* Start Data to process *
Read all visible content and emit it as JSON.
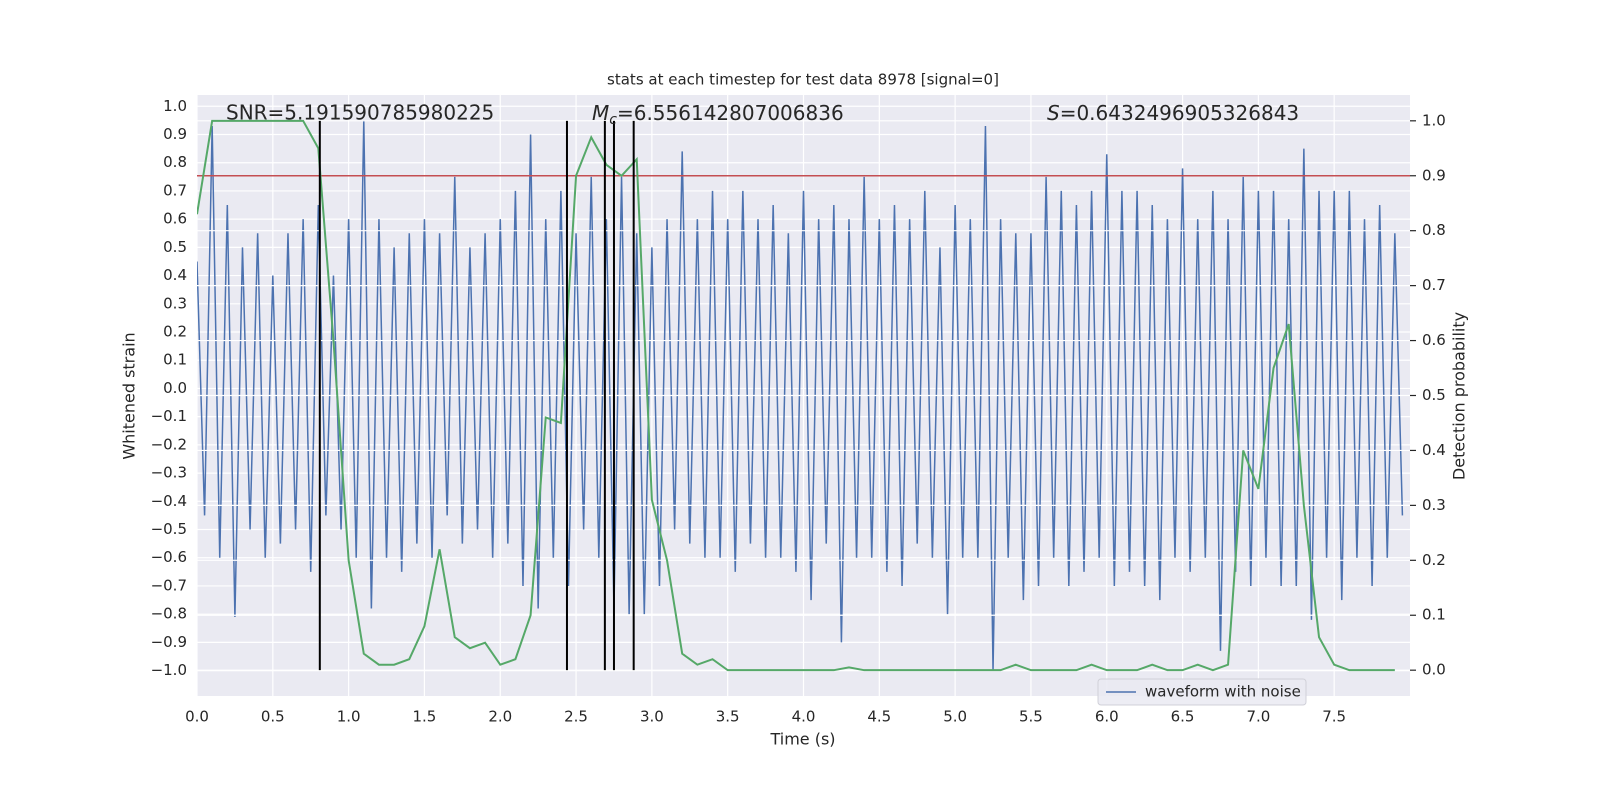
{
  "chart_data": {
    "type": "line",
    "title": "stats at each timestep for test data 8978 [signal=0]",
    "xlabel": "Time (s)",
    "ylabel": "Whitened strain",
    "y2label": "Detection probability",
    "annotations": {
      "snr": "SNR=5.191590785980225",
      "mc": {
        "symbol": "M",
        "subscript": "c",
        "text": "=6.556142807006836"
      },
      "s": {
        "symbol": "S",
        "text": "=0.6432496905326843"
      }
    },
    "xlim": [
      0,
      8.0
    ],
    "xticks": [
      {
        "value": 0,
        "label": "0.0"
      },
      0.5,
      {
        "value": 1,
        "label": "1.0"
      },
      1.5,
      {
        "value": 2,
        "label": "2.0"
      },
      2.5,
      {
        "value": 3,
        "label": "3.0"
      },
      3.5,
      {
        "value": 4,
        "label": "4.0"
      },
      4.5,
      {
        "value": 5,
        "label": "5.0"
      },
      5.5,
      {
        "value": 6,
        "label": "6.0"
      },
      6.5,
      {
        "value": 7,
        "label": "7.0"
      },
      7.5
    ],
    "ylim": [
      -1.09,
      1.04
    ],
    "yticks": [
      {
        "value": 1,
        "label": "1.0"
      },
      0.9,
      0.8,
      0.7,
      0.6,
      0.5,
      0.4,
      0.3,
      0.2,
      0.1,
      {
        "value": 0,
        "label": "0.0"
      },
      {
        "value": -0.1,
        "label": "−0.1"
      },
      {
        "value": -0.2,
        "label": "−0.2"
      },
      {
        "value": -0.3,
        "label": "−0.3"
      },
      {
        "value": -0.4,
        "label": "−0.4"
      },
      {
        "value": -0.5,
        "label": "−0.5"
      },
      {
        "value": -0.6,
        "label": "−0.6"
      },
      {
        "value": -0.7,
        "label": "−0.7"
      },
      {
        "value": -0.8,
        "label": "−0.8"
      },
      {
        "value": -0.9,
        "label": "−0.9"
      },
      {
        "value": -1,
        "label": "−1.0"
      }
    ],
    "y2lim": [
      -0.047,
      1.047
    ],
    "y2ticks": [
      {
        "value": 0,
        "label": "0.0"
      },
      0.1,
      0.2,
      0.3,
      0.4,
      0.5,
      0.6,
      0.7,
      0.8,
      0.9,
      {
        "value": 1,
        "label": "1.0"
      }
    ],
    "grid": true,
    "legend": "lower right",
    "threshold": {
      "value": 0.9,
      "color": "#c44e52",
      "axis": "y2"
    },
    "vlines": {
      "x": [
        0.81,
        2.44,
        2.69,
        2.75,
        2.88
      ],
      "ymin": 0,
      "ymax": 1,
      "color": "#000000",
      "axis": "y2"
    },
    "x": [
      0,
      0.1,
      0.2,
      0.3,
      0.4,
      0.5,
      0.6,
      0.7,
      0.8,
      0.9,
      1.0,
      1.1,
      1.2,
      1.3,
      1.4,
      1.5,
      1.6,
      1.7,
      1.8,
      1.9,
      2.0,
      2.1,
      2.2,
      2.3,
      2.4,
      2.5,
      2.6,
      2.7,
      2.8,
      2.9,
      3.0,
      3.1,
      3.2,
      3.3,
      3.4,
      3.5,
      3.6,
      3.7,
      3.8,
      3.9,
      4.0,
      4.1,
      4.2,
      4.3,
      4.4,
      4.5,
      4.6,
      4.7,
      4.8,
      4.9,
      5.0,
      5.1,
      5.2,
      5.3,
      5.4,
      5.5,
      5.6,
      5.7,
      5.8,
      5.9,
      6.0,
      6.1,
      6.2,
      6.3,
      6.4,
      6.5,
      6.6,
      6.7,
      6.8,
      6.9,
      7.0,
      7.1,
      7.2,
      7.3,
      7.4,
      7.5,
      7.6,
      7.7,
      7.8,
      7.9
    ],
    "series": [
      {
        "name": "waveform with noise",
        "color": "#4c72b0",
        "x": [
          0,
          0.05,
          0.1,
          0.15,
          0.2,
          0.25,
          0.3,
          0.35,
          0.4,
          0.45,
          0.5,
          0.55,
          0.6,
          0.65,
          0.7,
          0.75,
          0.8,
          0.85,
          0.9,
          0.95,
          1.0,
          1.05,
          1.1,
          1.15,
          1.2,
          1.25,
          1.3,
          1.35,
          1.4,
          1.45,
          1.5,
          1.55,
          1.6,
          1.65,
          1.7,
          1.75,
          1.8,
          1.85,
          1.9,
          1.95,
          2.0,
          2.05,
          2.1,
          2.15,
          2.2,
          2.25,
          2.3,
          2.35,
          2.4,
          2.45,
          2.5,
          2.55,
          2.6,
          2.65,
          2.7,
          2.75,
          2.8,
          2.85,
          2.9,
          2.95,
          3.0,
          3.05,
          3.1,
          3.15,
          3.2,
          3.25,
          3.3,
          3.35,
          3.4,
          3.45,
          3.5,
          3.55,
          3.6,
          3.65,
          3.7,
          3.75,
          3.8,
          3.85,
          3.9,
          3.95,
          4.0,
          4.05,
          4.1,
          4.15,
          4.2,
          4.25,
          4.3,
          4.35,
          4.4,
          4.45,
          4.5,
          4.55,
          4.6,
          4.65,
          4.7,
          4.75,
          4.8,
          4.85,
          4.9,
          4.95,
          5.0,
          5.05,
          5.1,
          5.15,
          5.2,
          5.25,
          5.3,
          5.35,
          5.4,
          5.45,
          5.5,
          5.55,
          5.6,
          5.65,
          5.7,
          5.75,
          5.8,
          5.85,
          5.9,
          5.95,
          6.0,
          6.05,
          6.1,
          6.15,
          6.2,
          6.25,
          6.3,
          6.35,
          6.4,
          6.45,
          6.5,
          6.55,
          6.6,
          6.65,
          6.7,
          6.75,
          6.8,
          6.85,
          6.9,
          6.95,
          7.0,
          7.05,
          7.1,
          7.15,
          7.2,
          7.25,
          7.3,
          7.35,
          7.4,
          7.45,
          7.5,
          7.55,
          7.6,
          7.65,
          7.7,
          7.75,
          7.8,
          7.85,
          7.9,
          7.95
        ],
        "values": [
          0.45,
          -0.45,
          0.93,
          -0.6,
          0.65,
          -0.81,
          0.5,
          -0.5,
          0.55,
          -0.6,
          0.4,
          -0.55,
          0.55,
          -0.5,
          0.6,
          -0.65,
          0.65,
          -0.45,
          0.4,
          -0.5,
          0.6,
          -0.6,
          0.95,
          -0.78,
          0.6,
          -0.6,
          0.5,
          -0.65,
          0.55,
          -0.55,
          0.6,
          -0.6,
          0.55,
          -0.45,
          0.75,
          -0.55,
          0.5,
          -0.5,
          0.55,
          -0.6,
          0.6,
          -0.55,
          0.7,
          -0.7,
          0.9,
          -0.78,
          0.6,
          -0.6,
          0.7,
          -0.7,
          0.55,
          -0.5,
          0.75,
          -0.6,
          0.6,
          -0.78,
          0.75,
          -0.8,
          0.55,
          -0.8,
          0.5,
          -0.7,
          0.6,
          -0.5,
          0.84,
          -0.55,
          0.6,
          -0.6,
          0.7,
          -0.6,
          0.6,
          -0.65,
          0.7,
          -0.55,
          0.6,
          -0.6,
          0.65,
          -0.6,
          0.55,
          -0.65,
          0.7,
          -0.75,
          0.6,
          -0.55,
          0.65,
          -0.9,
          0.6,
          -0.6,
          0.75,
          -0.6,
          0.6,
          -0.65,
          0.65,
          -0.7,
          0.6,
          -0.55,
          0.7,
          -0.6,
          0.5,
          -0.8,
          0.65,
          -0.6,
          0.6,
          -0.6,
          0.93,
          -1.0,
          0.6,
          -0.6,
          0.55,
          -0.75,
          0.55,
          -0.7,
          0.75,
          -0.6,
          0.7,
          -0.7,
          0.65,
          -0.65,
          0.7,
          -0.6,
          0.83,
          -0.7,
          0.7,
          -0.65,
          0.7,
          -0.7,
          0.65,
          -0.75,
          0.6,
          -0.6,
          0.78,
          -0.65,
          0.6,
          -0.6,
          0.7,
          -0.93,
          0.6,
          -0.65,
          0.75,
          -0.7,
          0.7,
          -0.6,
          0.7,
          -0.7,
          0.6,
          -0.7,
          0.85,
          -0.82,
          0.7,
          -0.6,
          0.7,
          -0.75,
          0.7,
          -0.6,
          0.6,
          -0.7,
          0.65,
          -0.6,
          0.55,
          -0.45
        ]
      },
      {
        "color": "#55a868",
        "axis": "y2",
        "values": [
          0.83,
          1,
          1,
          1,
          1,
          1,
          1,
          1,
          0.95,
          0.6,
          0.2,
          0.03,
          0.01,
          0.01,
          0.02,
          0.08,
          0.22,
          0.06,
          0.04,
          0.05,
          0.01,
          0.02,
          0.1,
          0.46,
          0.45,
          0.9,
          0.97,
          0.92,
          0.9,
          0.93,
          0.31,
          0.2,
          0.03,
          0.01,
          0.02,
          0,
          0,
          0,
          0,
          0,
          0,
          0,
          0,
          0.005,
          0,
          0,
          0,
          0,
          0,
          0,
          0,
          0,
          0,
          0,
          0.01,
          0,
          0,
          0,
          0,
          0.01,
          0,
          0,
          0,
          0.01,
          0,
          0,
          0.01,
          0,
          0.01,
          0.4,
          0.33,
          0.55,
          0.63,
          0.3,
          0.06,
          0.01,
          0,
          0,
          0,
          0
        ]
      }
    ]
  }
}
* End Data to process *
* Start Data to process *
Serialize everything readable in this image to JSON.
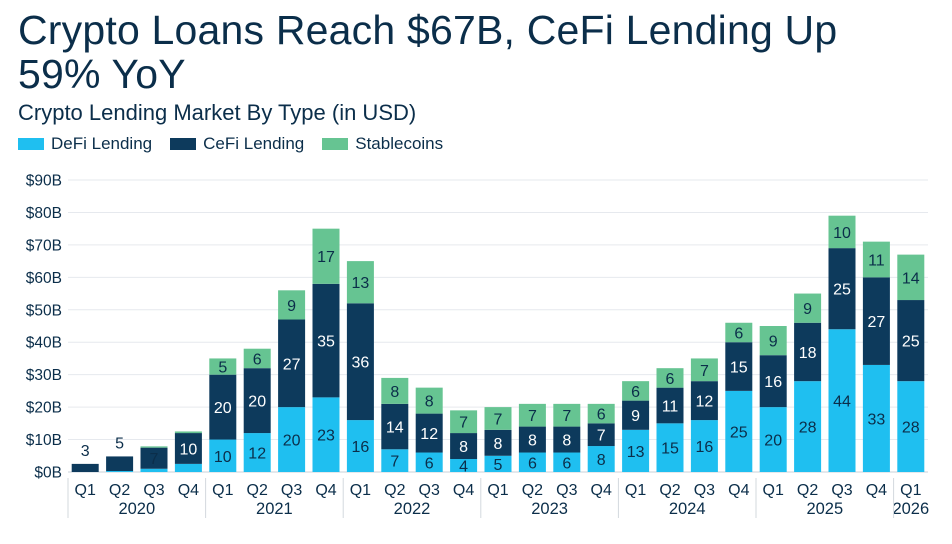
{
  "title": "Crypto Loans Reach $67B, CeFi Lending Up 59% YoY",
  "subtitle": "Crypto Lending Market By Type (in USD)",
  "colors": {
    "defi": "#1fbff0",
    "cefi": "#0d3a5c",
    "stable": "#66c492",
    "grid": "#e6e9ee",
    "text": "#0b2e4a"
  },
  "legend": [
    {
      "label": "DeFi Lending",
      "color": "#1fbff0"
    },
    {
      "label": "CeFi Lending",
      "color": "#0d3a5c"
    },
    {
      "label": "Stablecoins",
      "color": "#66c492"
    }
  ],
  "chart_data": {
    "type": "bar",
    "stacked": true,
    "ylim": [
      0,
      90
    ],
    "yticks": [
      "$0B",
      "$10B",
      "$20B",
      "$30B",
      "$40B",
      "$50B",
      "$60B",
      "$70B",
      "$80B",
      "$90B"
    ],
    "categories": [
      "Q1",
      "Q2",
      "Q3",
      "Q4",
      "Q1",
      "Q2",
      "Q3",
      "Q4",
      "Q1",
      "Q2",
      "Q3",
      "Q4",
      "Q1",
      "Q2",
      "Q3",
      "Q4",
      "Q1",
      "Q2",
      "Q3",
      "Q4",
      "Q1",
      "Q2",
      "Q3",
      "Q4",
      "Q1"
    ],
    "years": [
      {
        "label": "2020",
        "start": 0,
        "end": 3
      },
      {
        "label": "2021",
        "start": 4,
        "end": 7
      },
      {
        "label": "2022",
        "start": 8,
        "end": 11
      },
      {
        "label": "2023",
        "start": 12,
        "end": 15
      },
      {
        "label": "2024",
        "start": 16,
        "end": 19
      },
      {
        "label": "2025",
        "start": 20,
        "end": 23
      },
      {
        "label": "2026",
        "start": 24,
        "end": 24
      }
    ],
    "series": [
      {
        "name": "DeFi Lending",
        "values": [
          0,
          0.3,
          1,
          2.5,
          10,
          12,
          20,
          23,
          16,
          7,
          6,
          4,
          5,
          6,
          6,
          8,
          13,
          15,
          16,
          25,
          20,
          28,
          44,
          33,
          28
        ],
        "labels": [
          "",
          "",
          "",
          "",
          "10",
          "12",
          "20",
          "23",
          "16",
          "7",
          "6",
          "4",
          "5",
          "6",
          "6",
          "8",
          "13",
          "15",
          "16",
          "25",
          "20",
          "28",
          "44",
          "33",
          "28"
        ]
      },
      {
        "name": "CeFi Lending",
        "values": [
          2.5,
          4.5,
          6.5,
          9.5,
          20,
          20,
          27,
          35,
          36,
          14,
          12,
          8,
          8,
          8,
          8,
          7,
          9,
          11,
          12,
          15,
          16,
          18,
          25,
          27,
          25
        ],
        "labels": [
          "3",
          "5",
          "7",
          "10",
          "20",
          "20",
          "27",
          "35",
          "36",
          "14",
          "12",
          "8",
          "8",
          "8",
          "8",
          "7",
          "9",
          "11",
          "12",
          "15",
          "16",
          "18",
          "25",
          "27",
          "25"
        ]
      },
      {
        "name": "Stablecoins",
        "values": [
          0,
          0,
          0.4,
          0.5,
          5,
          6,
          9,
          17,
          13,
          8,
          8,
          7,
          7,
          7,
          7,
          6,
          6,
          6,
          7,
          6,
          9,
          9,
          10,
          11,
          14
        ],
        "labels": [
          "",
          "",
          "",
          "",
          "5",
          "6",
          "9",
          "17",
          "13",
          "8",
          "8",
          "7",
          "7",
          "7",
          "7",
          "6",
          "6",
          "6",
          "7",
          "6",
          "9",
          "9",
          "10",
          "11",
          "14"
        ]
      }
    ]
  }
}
* End Data to process *
» Exercise: Gather all lines of the records that include the word "JSON".

» Reply:
Read all visible content and emit it as JSON.
Serialize everything readable in this image to JSON.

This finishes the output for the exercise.